**Available data**

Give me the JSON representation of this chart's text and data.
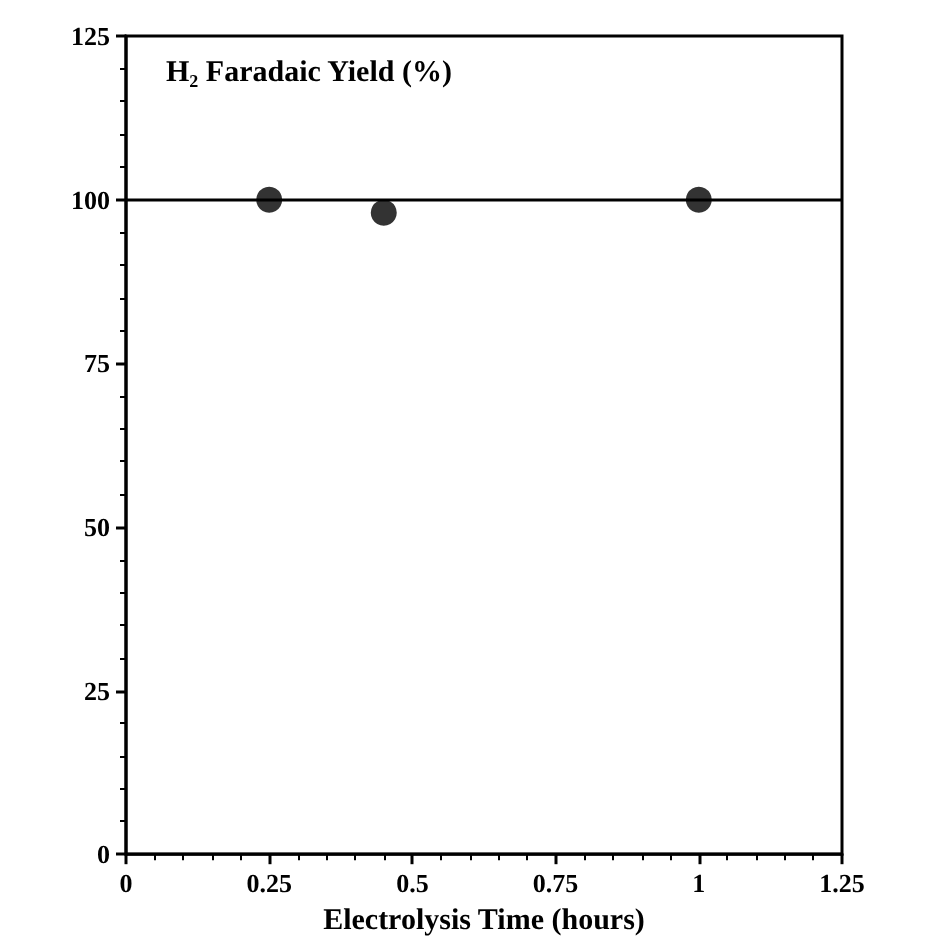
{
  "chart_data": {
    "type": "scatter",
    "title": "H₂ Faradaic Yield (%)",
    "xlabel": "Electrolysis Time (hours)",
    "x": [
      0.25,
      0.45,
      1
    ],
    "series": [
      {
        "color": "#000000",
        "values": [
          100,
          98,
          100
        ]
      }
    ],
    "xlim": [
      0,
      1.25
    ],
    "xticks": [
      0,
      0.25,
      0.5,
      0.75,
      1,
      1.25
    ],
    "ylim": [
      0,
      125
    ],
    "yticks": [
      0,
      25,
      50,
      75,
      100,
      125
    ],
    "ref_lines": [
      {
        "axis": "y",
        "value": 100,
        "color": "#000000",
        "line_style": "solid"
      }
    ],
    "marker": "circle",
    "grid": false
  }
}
==
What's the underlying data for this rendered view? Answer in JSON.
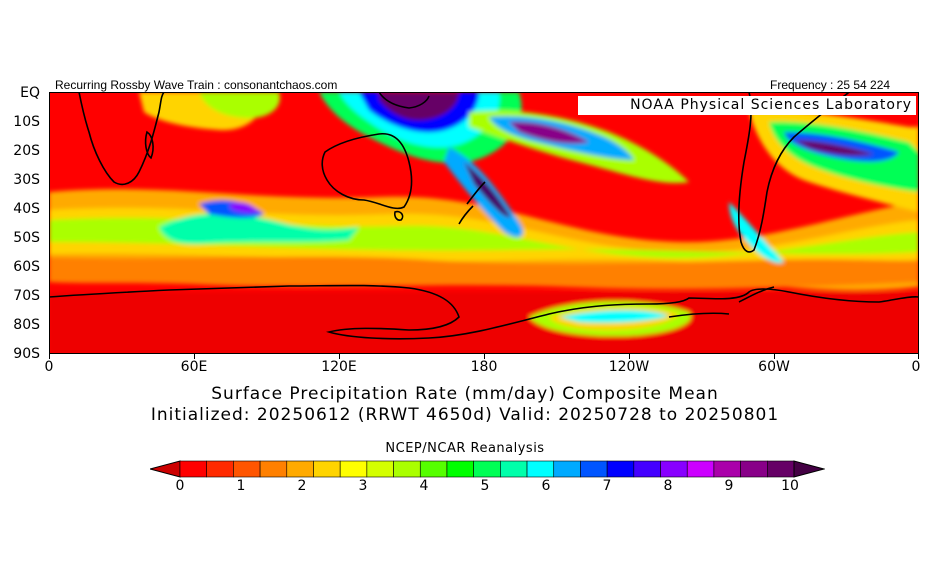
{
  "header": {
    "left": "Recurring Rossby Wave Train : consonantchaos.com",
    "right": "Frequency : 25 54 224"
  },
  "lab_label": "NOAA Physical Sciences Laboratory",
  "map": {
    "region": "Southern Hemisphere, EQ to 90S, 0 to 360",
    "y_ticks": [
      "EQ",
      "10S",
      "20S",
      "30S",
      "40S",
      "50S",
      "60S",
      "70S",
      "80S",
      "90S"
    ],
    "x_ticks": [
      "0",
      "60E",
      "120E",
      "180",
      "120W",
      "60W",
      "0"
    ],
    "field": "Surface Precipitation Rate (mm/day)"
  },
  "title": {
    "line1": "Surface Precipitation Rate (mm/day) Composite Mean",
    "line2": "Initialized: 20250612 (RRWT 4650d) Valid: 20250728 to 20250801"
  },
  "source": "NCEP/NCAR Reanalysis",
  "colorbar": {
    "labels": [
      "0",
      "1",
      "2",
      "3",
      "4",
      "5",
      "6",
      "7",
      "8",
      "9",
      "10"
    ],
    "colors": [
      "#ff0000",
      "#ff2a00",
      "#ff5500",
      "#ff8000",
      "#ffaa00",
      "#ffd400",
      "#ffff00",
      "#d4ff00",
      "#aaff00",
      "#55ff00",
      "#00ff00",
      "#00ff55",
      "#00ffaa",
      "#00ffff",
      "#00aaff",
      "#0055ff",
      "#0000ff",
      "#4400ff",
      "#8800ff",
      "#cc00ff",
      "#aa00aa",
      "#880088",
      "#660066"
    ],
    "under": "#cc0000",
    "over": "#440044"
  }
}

**What you have to do**
Select every line in the records above that contains the word "Rate".

**Final answer**
    "field": "Surface Precipitation Rate (mm/day)"
    "line1": "Surface Precipitation Rate (mm/day) Composite Mean",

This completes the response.